** Begin INPUT MATERIAL **
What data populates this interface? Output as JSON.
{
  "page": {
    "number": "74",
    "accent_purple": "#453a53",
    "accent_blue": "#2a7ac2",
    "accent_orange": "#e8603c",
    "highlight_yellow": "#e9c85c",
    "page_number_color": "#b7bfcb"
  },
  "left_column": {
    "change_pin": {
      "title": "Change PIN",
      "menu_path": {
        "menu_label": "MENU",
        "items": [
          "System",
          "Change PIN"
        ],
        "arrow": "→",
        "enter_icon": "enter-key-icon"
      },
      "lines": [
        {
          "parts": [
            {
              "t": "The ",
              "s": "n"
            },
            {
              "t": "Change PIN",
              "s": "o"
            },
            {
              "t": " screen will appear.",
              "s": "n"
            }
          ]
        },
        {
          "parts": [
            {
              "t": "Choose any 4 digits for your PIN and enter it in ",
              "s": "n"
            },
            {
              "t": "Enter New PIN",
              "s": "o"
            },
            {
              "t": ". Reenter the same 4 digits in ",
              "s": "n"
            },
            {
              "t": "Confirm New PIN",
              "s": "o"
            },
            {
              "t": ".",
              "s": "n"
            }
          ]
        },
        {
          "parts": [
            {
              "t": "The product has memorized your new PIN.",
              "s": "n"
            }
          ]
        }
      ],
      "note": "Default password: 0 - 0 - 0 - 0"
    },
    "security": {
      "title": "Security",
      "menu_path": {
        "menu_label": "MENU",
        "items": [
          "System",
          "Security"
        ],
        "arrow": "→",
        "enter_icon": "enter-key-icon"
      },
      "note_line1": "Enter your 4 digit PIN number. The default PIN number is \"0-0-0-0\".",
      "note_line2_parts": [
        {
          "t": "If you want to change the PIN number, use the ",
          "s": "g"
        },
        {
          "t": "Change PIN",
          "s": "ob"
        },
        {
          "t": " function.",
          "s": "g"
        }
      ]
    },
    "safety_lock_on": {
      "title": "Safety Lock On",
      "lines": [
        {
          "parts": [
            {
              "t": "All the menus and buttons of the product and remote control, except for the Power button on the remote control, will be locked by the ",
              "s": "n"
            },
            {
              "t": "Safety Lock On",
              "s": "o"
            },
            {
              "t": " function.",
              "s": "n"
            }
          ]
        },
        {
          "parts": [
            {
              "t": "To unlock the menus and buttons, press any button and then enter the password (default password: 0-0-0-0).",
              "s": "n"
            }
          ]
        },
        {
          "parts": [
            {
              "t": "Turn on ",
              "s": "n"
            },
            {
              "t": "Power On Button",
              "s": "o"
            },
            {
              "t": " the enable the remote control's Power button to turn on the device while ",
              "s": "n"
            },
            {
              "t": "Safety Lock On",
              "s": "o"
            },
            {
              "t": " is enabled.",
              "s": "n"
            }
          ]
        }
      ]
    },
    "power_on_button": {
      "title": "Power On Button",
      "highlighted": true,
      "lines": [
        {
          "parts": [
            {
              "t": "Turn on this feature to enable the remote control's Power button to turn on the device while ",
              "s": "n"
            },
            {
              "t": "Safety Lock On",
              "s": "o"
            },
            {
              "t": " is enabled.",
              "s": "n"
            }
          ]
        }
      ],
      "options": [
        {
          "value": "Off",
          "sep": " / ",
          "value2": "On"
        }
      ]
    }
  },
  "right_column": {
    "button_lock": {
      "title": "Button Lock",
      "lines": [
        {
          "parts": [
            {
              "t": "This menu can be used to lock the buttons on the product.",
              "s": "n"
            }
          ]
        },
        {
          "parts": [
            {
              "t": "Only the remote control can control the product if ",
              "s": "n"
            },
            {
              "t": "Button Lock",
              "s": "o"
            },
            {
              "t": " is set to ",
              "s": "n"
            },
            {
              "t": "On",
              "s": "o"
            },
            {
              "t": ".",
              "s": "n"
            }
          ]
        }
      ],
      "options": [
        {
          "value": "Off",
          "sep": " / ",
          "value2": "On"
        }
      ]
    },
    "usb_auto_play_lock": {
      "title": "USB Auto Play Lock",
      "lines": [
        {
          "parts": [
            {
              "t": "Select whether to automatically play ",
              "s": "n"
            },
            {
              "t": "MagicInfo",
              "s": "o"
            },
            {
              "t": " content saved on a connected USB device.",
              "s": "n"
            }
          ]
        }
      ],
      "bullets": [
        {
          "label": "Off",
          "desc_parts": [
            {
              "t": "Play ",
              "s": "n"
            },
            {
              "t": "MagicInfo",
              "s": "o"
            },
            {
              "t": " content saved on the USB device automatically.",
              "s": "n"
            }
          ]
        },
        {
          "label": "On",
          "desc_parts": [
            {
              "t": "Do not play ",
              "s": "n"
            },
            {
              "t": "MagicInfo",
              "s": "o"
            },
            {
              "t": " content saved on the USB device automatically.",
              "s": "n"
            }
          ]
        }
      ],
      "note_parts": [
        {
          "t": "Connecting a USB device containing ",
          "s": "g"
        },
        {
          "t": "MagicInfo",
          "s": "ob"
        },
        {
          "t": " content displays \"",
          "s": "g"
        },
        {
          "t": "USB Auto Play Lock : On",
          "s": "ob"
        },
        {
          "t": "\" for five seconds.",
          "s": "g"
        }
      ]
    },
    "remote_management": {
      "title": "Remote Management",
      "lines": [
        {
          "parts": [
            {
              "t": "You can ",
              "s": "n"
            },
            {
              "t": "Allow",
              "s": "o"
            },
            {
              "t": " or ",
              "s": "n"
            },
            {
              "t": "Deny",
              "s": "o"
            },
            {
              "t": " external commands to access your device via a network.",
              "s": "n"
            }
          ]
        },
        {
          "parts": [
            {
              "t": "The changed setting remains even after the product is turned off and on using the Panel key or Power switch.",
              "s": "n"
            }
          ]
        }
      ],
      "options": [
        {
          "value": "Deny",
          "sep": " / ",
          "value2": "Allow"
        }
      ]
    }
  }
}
** End INPUT MATERIAL **
WHAT YOU NEED TO DO: Copy all the records above precisely.

TASK SOLUTION:
What data populates this interface? Output as JSON.
{
  "page": {
    "number": "74",
    "accent_purple": "#453a53",
    "accent_blue": "#2a7ac2",
    "accent_orange": "#e8603c",
    "highlight_yellow": "#e9c85c",
    "page_number_color": "#b7bfcb"
  },
  "left_column": {
    "change_pin": {
      "title": "Change PIN",
      "menu_path": {
        "menu_label": "MENU",
        "items": [
          "System",
          "Change PIN"
        ],
        "arrow": "→",
        "enter_icon": "enter-key-icon"
      },
      "lines": [
        {
          "parts": [
            {
              "t": "The ",
              "s": "n"
            },
            {
              "t": "Change PIN",
              "s": "o"
            },
            {
              "t": " screen will appear.",
              "s": "n"
            }
          ]
        },
        {
          "parts": [
            {
              "t": "Choose any 4 digits for your PIN and enter it in ",
              "s": "n"
            },
            {
              "t": "Enter New PIN",
              "s": "o"
            },
            {
              "t": ". Reenter the same 4 digits in ",
              "s": "n"
            },
            {
              "t": "Confirm New PIN",
              "s": "o"
            },
            {
              "t": ".",
              "s": "n"
            }
          ]
        },
        {
          "parts": [
            {
              "t": "The product has memorized your new PIN.",
              "s": "n"
            }
          ]
        }
      ],
      "note": "Default password: 0 - 0 - 0 - 0"
    },
    "security": {
      "title": "Security",
      "menu_path": {
        "menu_label": "MENU",
        "items": [
          "System",
          "Security"
        ],
        "arrow": "→",
        "enter_icon": "enter-key-icon"
      },
      "note_line1": "Enter your 4 digit PIN number. The default PIN number is \"0-0-0-0\".",
      "note_line2_parts": [
        {
          "t": "If you want to change the PIN number, use the ",
          "s": "g"
        },
        {
          "t": "Change PIN",
          "s": "ob"
        },
        {
          "t": " function.",
          "s": "g"
        }
      ]
    },
    "safety_lock_on": {
      "title": "Safety Lock On",
      "lines": [
        {
          "parts": [
            {
              "t": "All the menus and buttons of the product and remote control, except for the Power button on the remote control, will be locked by the ",
              "s": "n"
            },
            {
              "t": "Safety Lock On",
              "s": "o"
            },
            {
              "t": " function.",
              "s": "n"
            }
          ]
        },
        {
          "parts": [
            {
              "t": "To unlock the menus and buttons, press any button and then enter the password (default password: 0-0-0-0).",
              "s": "n"
            }
          ]
        },
        {
          "parts": [
            {
              "t": "Turn on ",
              "s": "n"
            },
            {
              "t": "Power On Button",
              "s": "o"
            },
            {
              "t": " the enable the remote control's Power button to turn on the device while ",
              "s": "n"
            },
            {
              "t": "Safety Lock On",
              "s": "o"
            },
            {
              "t": " is enabled.",
              "s": "n"
            }
          ]
        }
      ]
    },
    "power_on_button": {
      "title": "Power On Button",
      "highlighted": true,
      "lines": [
        {
          "parts": [
            {
              "t": "Turn on this feature to enable the remote control's Power button to turn on the device while ",
              "s": "n"
            },
            {
              "t": "Safety Lock On",
              "s": "o"
            },
            {
              "t": " is enabled.",
              "s": "n"
            }
          ]
        }
      ],
      "options": [
        {
          "value": "Off",
          "sep": " / ",
          "value2": "On"
        }
      ]
    }
  },
  "right_column": {
    "button_lock": {
      "title": "Button Lock",
      "lines": [
        {
          "parts": [
            {
              "t": "This menu can be used to lock the buttons on the product.",
              "s": "n"
            }
          ]
        },
        {
          "parts": [
            {
              "t": "Only the remote control can control the product if ",
              "s": "n"
            },
            {
              "t": "Button Lock",
              "s": "o"
            },
            {
              "t": " is set to ",
              "s": "n"
            },
            {
              "t": "On",
              "s": "o"
            },
            {
              "t": ".",
              "s": "n"
            }
          ]
        }
      ],
      "options": [
        {
          "value": "Off",
          "sep": " / ",
          "value2": "On"
        }
      ]
    },
    "usb_auto_play_lock": {
      "title": "USB Auto Play Lock",
      "lines": [
        {
          "parts": [
            {
              "t": "Select whether to automatically play ",
              "s": "n"
            },
            {
              "t": "MagicInfo",
              "s": "o"
            },
            {
              "t": " content saved on a connected USB device.",
              "s": "n"
            }
          ]
        }
      ],
      "bullets": [
        {
          "label": "Off",
          "desc_parts": [
            {
              "t": "Play ",
              "s": "n"
            },
            {
              "t": "MagicInfo",
              "s": "o"
            },
            {
              "t": " content saved on the USB device automatically.",
              "s": "n"
            }
          ]
        },
        {
          "label": "On",
          "desc_parts": [
            {
              "t": "Do not play ",
              "s": "n"
            },
            {
              "t": "MagicInfo",
              "s": "o"
            },
            {
              "t": " content saved on the USB device automatically.",
              "s": "n"
            }
          ]
        }
      ],
      "note_parts": [
        {
          "t": "Connecting a USB device containing ",
          "s": "g"
        },
        {
          "t": "MagicInfo",
          "s": "ob"
        },
        {
          "t": " content displays \"",
          "s": "g"
        },
        {
          "t": "USB Auto Play Lock : On",
          "s": "ob"
        },
        {
          "t": "\" for five seconds.",
          "s": "g"
        }
      ]
    },
    "remote_management": {
      "title": "Remote Management",
      "lines": [
        {
          "parts": [
            {
              "t": "You can ",
              "s": "n"
            },
            {
              "t": "Allow",
              "s": "o"
            },
            {
              "t": " or ",
              "s": "n"
            },
            {
              "t": "Deny",
              "s": "o"
            },
            {
              "t": " external commands to access your device via a network.",
              "s": "n"
            }
          ]
        },
        {
          "parts": [
            {
              "t": "The changed setting remains even after the product is turned off and on using the Panel key or Power switch.",
              "s": "n"
            }
          ]
        }
      ],
      "options": [
        {
          "value": "Deny",
          "sep": " / ",
          "value2": "Allow"
        }
      ]
    }
  }
}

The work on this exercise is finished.